Scan the entries below and extract each line with the word "mlmin" in it.

══════

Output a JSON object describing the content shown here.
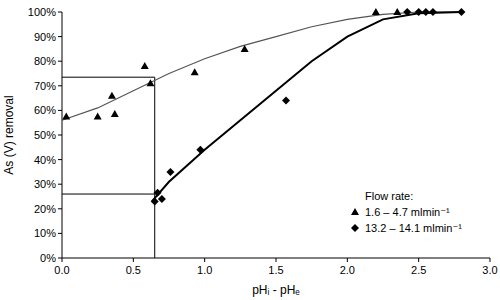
{
  "chart_data": {
    "type": "scatter",
    "x_label": "pHᵢ - pHₑ",
    "y_label": "As (V) removal",
    "legend_title": "Flow rate:",
    "legend": "lower right",
    "grid": false,
    "xlim": [
      0,
      3
    ],
    "ylim": [
      0,
      100
    ],
    "xticks": [
      {
        "value": 0,
        "label": "0.0"
      },
      {
        "value": 0.5,
        "label": "0.5"
      },
      {
        "value": 1,
        "label": "1.0"
      },
      {
        "value": 1.5,
        "label": "1.5"
      },
      {
        "value": 2,
        "label": "2.0"
      },
      {
        "value": 2.5,
        "label": "2.5"
      },
      {
        "value": 3,
        "label": "3.0"
      }
    ],
    "yticks": [
      {
        "value": 0,
        "label": "0%"
      },
      {
        "value": 10,
        "label": "10%"
      },
      {
        "value": 20,
        "label": "20%"
      },
      {
        "value": 30,
        "label": "30%"
      },
      {
        "value": 40,
        "label": "40%"
      },
      {
        "value": 50,
        "label": "50%"
      },
      {
        "value": 60,
        "label": "60%"
      },
      {
        "value": 70,
        "label": "70%"
      },
      {
        "value": 80,
        "label": "80%"
      },
      {
        "value": 90,
        "label": "90%"
      },
      {
        "value": 100,
        "label": "100%"
      }
    ],
    "reference_x": 0.65,
    "reference_y": [
      73.5,
      26
    ],
    "series": [
      {
        "name": "1.6 – 4.7 mlmin⁻¹",
        "type": "scatter",
        "marker": "triangle",
        "color": "#000000",
        "x": [
          0.03,
          0.25,
          0.35,
          0.37,
          0.58,
          0.62,
          0.93,
          1.28,
          2.2,
          2.35
        ],
        "values": [
          57.5,
          57.5,
          66,
          58.5,
          78,
          71,
          75.5,
          85,
          100,
          100
        ]
      },
      {
        "name": "13.2 – 14.1 mlmin⁻¹",
        "type": "scatter",
        "marker": "diamond",
        "color": "#000000",
        "x": [
          0.65,
          0.67,
          0.7,
          0.76,
          0.97,
          1.57,
          2.42,
          2.5,
          2.55,
          2.6,
          2.8
        ],
        "values": [
          23,
          26.5,
          24,
          35,
          44,
          64,
          100,
          100,
          100,
          100,
          100
        ]
      },
      {
        "type": "line",
        "marker": "none",
        "line_style": "solid",
        "color": "#555555",
        "x": [
          0,
          0.25,
          0.5,
          0.75,
          1,
          1.25,
          1.5,
          1.75,
          2,
          2.25,
          2.5,
          2.8
        ],
        "values": [
          56,
          61,
          68,
          75,
          81,
          86,
          90,
          94,
          97,
          99,
          100,
          100
        ]
      },
      {
        "type": "line",
        "marker": "none",
        "line_style": "solid",
        "color": "#000000",
        "x": [
          0.63,
          0.75,
          1,
          1.25,
          1.5,
          1.75,
          2,
          2.25,
          2.5,
          2.8
        ],
        "values": [
          23,
          31,
          44,
          56,
          68,
          80,
          90,
          97,
          99.5,
          100
        ]
      }
    ]
  }
}
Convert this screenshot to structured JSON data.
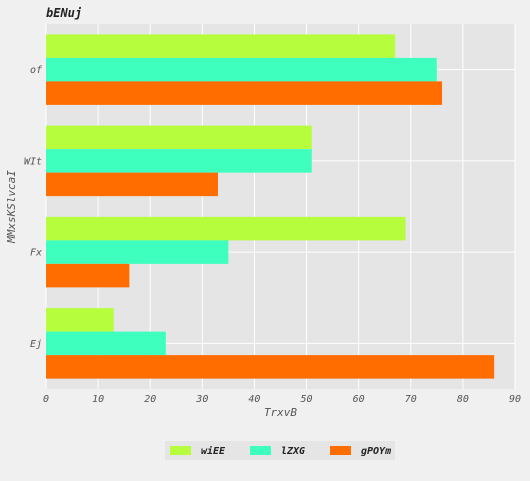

══════

__Solution for this exercise__:
        "name": "1.6 – 4.7 mlmin⁻¹",
        "name": "13.2 – 14.1 mlmin⁻¹",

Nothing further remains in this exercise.